Excerpts from a figure dataset:
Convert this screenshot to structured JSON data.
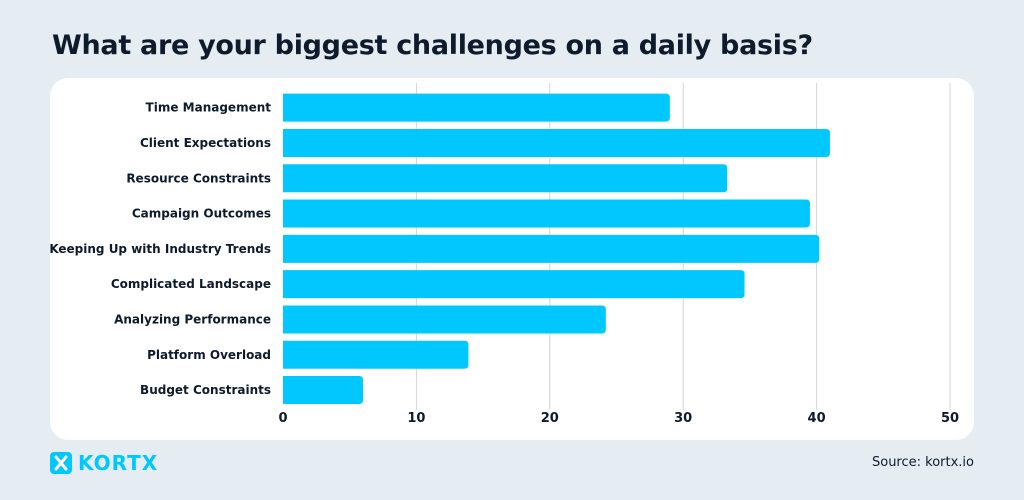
{
  "page": {
    "title": "What are your biggest challenges on a daily basis?",
    "source": "Source: kortx.io"
  },
  "brand": {
    "name": "KORTX",
    "color": "#00c8ff",
    "logo_icon": "kortx-x-logo-icon"
  },
  "colors": {
    "bar": "#00c8ff",
    "background": "#e5edf3",
    "card": "#ffffff",
    "grid": "#cfd6dc",
    "text": "#0e1b2c"
  },
  "chart_data": {
    "type": "bar",
    "orientation": "horizontal",
    "title": "What are your biggest challenges on a daily basis?",
    "categories": [
      "Time Management",
      "Client Expectations",
      "Resource Constraints",
      "Campaign Outcomes",
      "Keeping Up with Industry Trends",
      "Complicated Landscape",
      "Analyzing Performance",
      "Platform Overload",
      "Budget Constraints"
    ],
    "values": [
      29,
      41,
      33.3,
      39.5,
      40.2,
      34.6,
      24.2,
      13.9,
      6
    ],
    "xlim": [
      0,
      50
    ],
    "xticks": [
      0,
      10,
      20,
      30,
      40,
      50
    ],
    "xlabel": "",
    "ylabel": "",
    "grid": "vertical",
    "legend": "none"
  }
}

YOUR GOAL
Repeat the records above exactly, leaving out the pictures.

ANSWER TO THE EXERCISE
Convert this screenshot to structured JSON data.
{
  "page": {
    "title": "What are your biggest challenges on a daily basis?",
    "source": "Source: kortx.io"
  },
  "brand": {
    "name": "KORTX",
    "color": "#00c8ff",
    "logo_icon": "kortx-x-logo-icon"
  },
  "colors": {
    "bar": "#00c8ff",
    "background": "#e5edf3",
    "card": "#ffffff",
    "grid": "#cfd6dc",
    "text": "#0e1b2c"
  },
  "chart_data": {
    "type": "bar",
    "orientation": "horizontal",
    "title": "What are your biggest challenges on a daily basis?",
    "categories": [
      "Time Management",
      "Client Expectations",
      "Resource Constraints",
      "Campaign Outcomes",
      "Keeping Up with Industry Trends",
      "Complicated Landscape",
      "Analyzing Performance",
      "Platform Overload",
      "Budget Constraints"
    ],
    "values": [
      29,
      41,
      33.3,
      39.5,
      40.2,
      34.6,
      24.2,
      13.9,
      6
    ],
    "xlim": [
      0,
      50
    ],
    "xticks": [
      0,
      10,
      20,
      30,
      40,
      50
    ],
    "xlabel": "",
    "ylabel": "",
    "grid": "vertical",
    "legend": "none"
  }
}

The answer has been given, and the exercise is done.